Given task:
Locate each line holding the string "hình" and copy it.

'''

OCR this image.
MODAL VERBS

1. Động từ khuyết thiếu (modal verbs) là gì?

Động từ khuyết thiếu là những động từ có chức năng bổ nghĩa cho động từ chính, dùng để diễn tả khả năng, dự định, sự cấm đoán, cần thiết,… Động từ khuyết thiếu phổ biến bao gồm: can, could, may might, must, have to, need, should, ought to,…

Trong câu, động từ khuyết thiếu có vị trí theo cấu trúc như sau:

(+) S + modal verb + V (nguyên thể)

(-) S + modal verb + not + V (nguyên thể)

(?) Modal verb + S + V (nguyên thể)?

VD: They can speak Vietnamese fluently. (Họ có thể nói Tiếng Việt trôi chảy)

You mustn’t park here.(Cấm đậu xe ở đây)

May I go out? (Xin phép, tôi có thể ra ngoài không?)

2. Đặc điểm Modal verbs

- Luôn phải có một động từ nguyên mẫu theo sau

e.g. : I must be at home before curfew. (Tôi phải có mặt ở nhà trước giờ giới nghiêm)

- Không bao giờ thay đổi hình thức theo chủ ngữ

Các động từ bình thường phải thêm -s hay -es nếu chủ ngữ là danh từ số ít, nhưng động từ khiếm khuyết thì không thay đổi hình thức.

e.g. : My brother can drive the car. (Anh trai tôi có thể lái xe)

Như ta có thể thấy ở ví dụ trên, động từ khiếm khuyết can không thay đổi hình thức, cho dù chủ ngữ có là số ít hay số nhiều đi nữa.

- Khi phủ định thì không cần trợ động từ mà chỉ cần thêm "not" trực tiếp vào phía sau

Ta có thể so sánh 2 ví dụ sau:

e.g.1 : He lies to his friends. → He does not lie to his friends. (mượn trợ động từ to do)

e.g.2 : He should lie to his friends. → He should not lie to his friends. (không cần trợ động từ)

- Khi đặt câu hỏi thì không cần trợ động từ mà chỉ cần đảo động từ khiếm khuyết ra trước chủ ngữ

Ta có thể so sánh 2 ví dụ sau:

'''

The response:
- Không bao giờ thay đổi hình thức theo chủ ngữ
Các động từ bình thường phải thêm -s hay -es nếu chủ ngữ là danh từ số ít, nhưng động từ khiếm khuyết thì không thay đổi hình thức.
Như ta có thể thấy ở ví dụ trên, động từ khiếm khuyết can không thay đổi hình thức, cho dù chủ ngữ có là số ít hay số nhiều đi nữa.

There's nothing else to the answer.